### DATA SUPPLIED
--*--

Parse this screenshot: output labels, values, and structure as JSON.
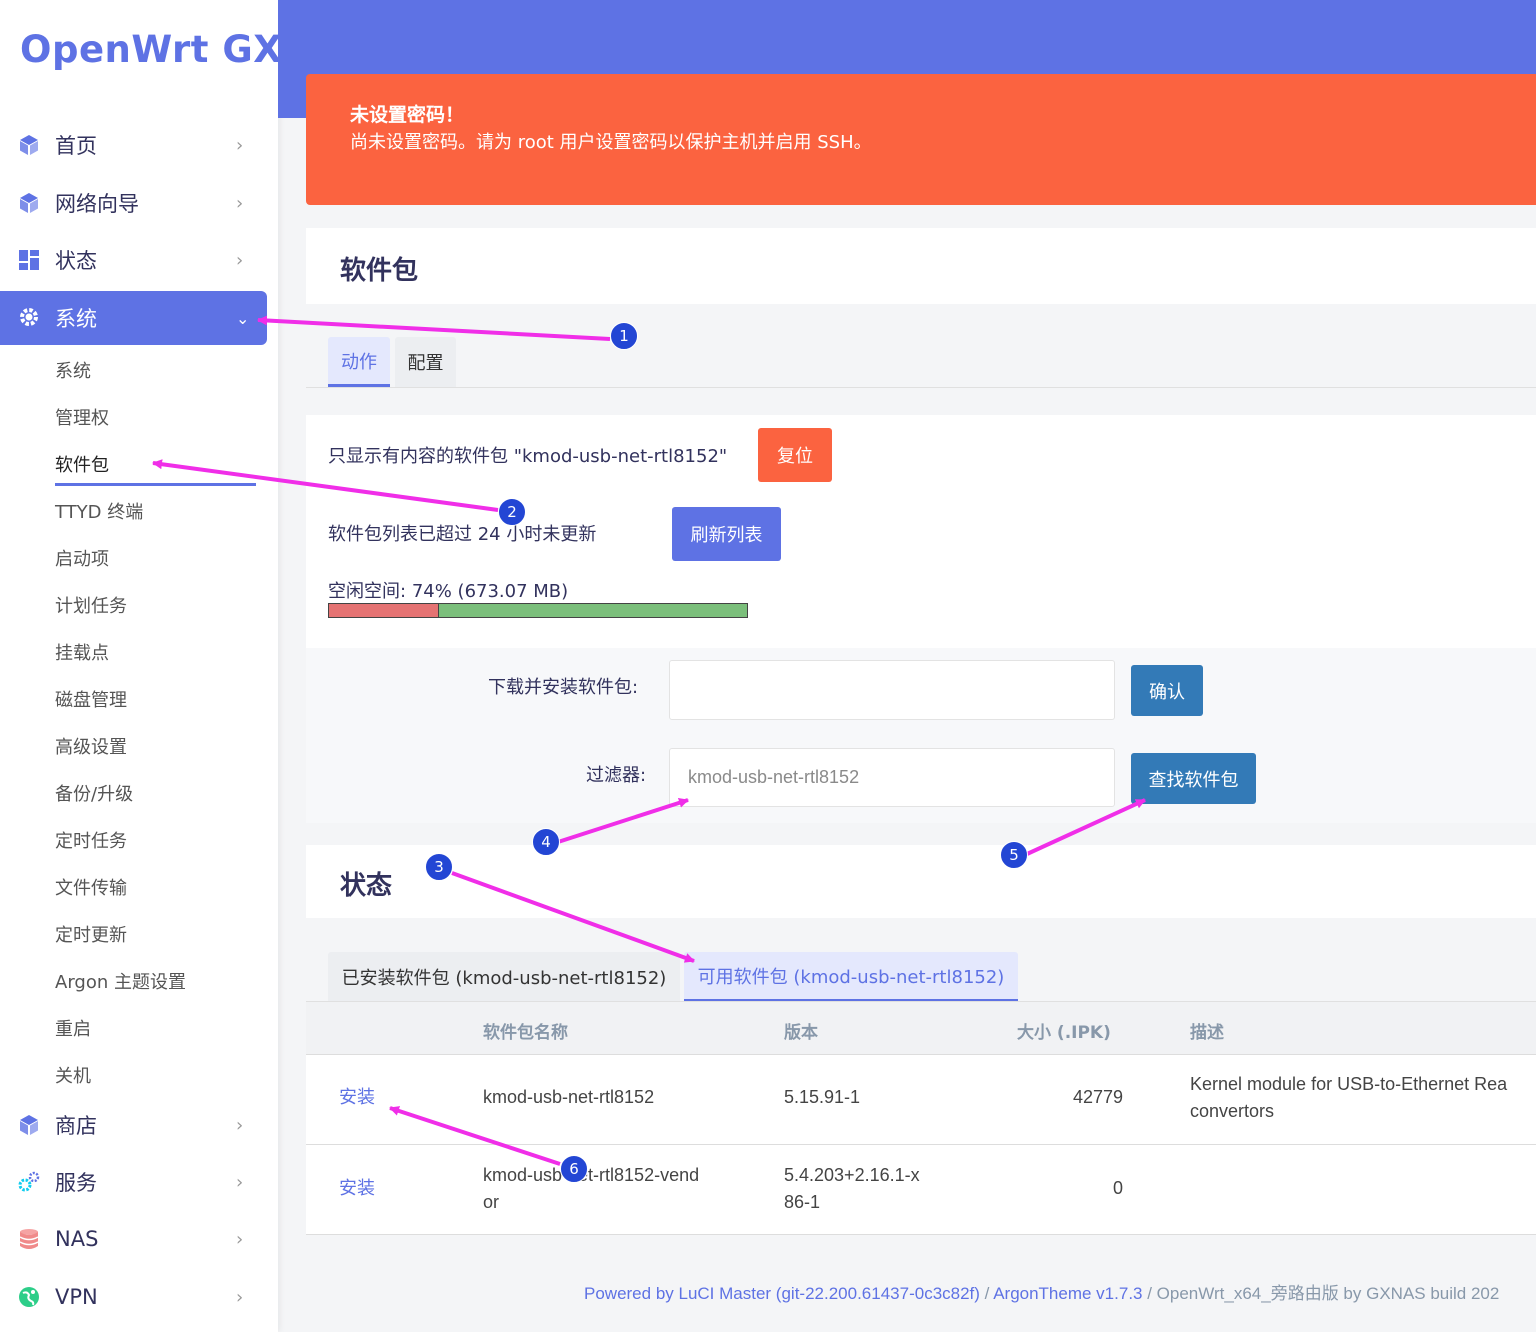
{
  "brand": "OpenWrt GXN",
  "sidebar": {
    "items": [
      {
        "label": "首页",
        "icon": "cube-icon"
      },
      {
        "label": "网络向导",
        "icon": "cube-icon"
      },
      {
        "label": "状态",
        "icon": "dashboard-icon"
      },
      {
        "label": "系统",
        "icon": "gear-icon"
      },
      {
        "label": "商店",
        "icon": "cube-icon"
      },
      {
        "label": "服务",
        "icon": "gears-icon"
      },
      {
        "label": "NAS",
        "icon": "database-icon"
      },
      {
        "label": "VPN",
        "icon": "globe-icon"
      }
    ],
    "sub_items": [
      "系统",
      "管理权",
      "软件包",
      "TTYD 终端",
      "启动项",
      "计划任务",
      "挂载点",
      "磁盘管理",
      "高级设置",
      "备份/升级",
      "定时任务",
      "文件传输",
      "定时更新",
      "Argon 主题设置",
      "重启",
      "关机"
    ]
  },
  "alert": {
    "title": "未设置密码！",
    "body": "尚未设置密码。请为 root 用户设置密码以保护主机并启用 SSH。"
  },
  "page_title": "软件包",
  "tabs": [
    "动作",
    "配置"
  ],
  "filter_notice": "只显示有内容的软件包 \"kmod-usb-net-rtl8152\"",
  "reset_label": "复位",
  "update_notice": "软件包列表已超过 24 小时未更新",
  "refresh_label": "刷新列表",
  "space": {
    "label": "空闲空间:",
    "value": "74% (673.07 MB)",
    "free_fraction": 0.74
  },
  "download": {
    "label": "下载并安装软件包:",
    "value": "",
    "button": "确认"
  },
  "filter": {
    "label": "过滤器:",
    "value": "kmod-usb-net-rtl8152",
    "button": "查找软件包"
  },
  "status_title": "状态",
  "pkg_tabs": [
    "已安装软件包 (kmod-usb-net-rtl8152)",
    "可用软件包 (kmod-usb-net-rtl8152)"
  ],
  "table": {
    "headers": [
      "软件包名称",
      "版本",
      "大小 (.IPK)",
      "描述"
    ],
    "rows": [
      {
        "action": "安装",
        "name": "kmod-usb-net-rtl8152",
        "version": "5.15.91-1",
        "size": "42779",
        "desc": "Kernel module for USB-to-Ethernet Rea convertors"
      },
      {
        "action": "安装",
        "name": "kmod-usb-net-rtl8152-vendor",
        "version": "5.4.203+2.16.1-x86-1",
        "size": "0",
        "desc": ""
      }
    ]
  },
  "footer": {
    "part1": "Powered by LuCI Master (git-22.200.61437-0c3c82f)",
    "sep1": " / ",
    "part2": "ArgonTheme v1.7.3",
    "sep2": " / ",
    "part3": "OpenWrt_x64_旁路由版 by GXNAS build 202"
  },
  "annotations": [
    "1",
    "2",
    "3",
    "4",
    "5",
    "6"
  ],
  "colors": {
    "primary": "#5e72e4",
    "alert": "#fb6340",
    "confirm": "#337ab7",
    "annotation": "#f02ee8"
  }
}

--*--

### THE EXERCISE
Print each record exactly as it stands, leaving the images out.

### THE REPLY
Parse this screenshot: output labels, values, and structure as JSON.
{
  "brand": "OpenWrt GXN",
  "sidebar": {
    "items": [
      {
        "label": "首页",
        "icon": "cube-icon"
      },
      {
        "label": "网络向导",
        "icon": "cube-icon"
      },
      {
        "label": "状态",
        "icon": "dashboard-icon"
      },
      {
        "label": "系统",
        "icon": "gear-icon"
      },
      {
        "label": "商店",
        "icon": "cube-icon"
      },
      {
        "label": "服务",
        "icon": "gears-icon"
      },
      {
        "label": "NAS",
        "icon": "database-icon"
      },
      {
        "label": "VPN",
        "icon": "globe-icon"
      }
    ],
    "sub_items": [
      "系统",
      "管理权",
      "软件包",
      "TTYD 终端",
      "启动项",
      "计划任务",
      "挂载点",
      "磁盘管理",
      "高级设置",
      "备份/升级",
      "定时任务",
      "文件传输",
      "定时更新",
      "Argon 主题设置",
      "重启",
      "关机"
    ]
  },
  "alert": {
    "title": "未设置密码！",
    "body": "尚未设置密码。请为 root 用户设置密码以保护主机并启用 SSH。"
  },
  "page_title": "软件包",
  "tabs": [
    "动作",
    "配置"
  ],
  "filter_notice": "只显示有内容的软件包 \"kmod-usb-net-rtl8152\"",
  "reset_label": "复位",
  "update_notice": "软件包列表已超过 24 小时未更新",
  "refresh_label": "刷新列表",
  "space": {
    "label": "空闲空间:",
    "value": "74% (673.07 MB)",
    "free_fraction": 0.74
  },
  "download": {
    "label": "下载并安装软件包:",
    "value": "",
    "button": "确认"
  },
  "filter": {
    "label": "过滤器:",
    "value": "kmod-usb-net-rtl8152",
    "button": "查找软件包"
  },
  "status_title": "状态",
  "pkg_tabs": [
    "已安装软件包 (kmod-usb-net-rtl8152)",
    "可用软件包 (kmod-usb-net-rtl8152)"
  ],
  "table": {
    "headers": [
      "软件包名称",
      "版本",
      "大小 (.IPK)",
      "描述"
    ],
    "rows": [
      {
        "action": "安装",
        "name": "kmod-usb-net-rtl8152",
        "version": "5.15.91-1",
        "size": "42779",
        "desc": "Kernel module for USB-to-Ethernet Rea convertors"
      },
      {
        "action": "安装",
        "name": "kmod-usb-net-rtl8152-vendor",
        "version": "5.4.203+2.16.1-x86-1",
        "size": "0",
        "desc": ""
      }
    ]
  },
  "footer": {
    "part1": "Powered by LuCI Master (git-22.200.61437-0c3c82f)",
    "sep1": " / ",
    "part2": "ArgonTheme v1.7.3",
    "sep2": " / ",
    "part3": "OpenWrt_x64_旁路由版 by GXNAS build 202"
  },
  "annotations": [
    "1",
    "2",
    "3",
    "4",
    "5",
    "6"
  ],
  "colors": {
    "primary": "#5e72e4",
    "alert": "#fb6340",
    "confirm": "#337ab7",
    "annotation": "#f02ee8"
  }
}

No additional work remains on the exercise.